Collected data:
>> Start

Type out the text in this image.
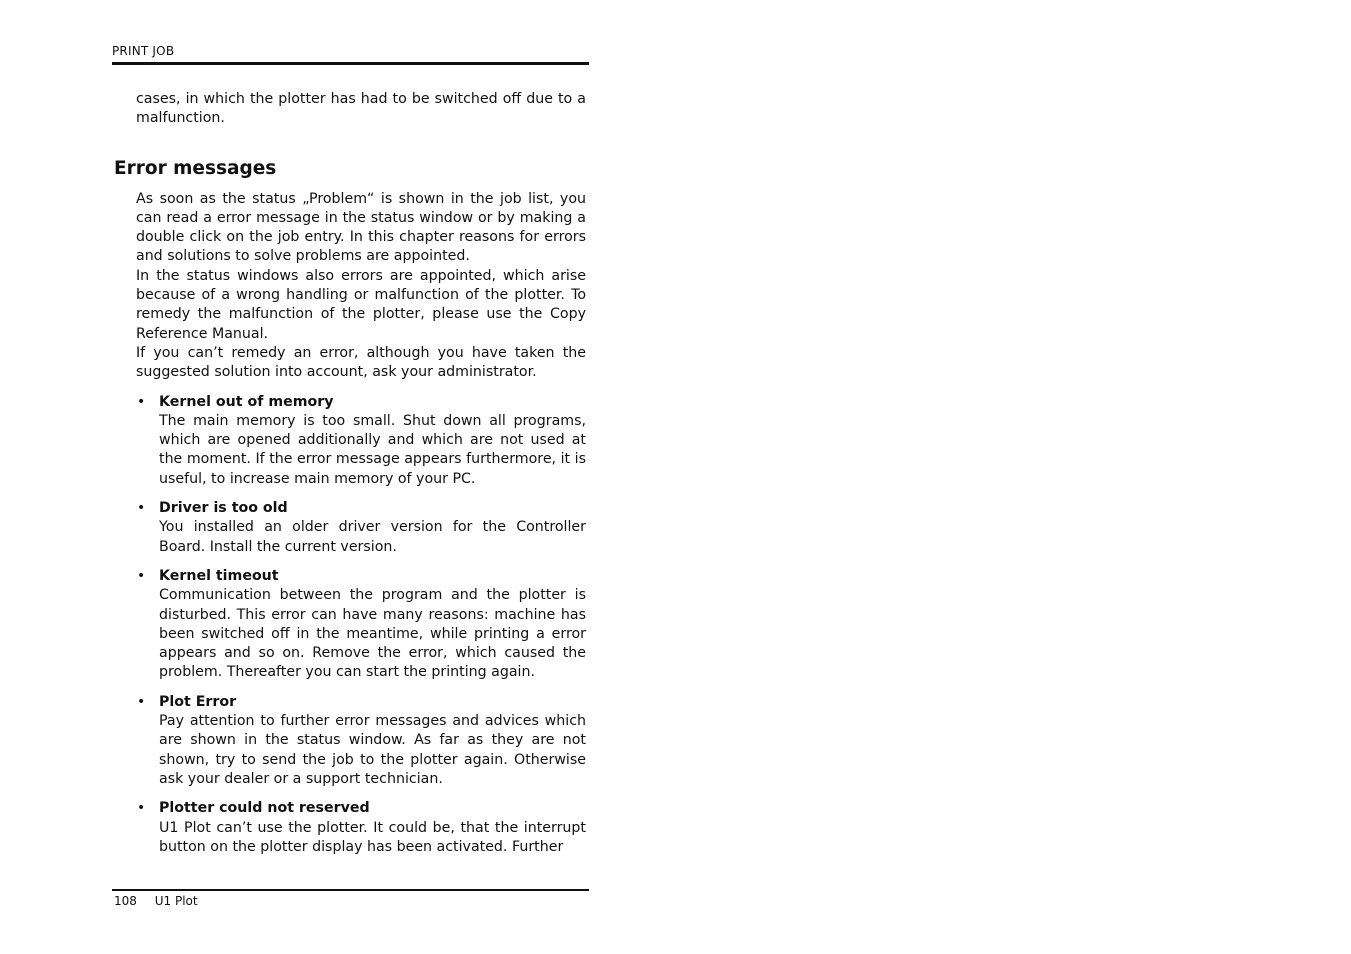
PRINT JOB

cases, in which the plotter has had to be switched off due to a malfunction.

Error messages

As soon as the status „Problem“ is shown in the job list, you can read a error message in the status window or by making a double click on the job entry. In this chapter reasons for errors and solutions to solve problems are appointed.

In the status windows also errors are appointed, which arise because of a wrong handling or malfunction of the plotter. To remedy the malfunction of the plotter, please use the Copy Reference Manual.

If you can’t remedy an error, although you have taken the suggested solution into account, ask your administrator.

• Kernel out of memory
The main memory is too small. Shut down all programs, which are opened additionally and which are not used at the moment. If the error message appears furthermore, it is useful, to increase main memory of your PC.
• Driver is too old
You installed an older driver version for the Controller Board. Install the current version.
• Kernel timeout
Communication between the program and the plotter is disturbed. This error can have many reasons: machine has been switched off in the meantime, while printing a error appears and so on. Remove the error, which caused the problem. Thereafter you can start the printing again.
• Plot Error
Pay attention to further error messages and advices which are shown in the status window. As far as they are not shown, try to send the job to the plotter again. Otherwise ask your dealer or a support technician.
• Plotter could not reserved
U1 Plot can’t use the plotter. It could be, that the interrupt button on the plotter display has been activated. Further
108 U1 Plot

>> End

* _Your goal_:
Gather up the lines containing the word "Kernel" from these records and copy them.

* _Response to the exercise_:
• Kernel out of memory
• Kernel timeout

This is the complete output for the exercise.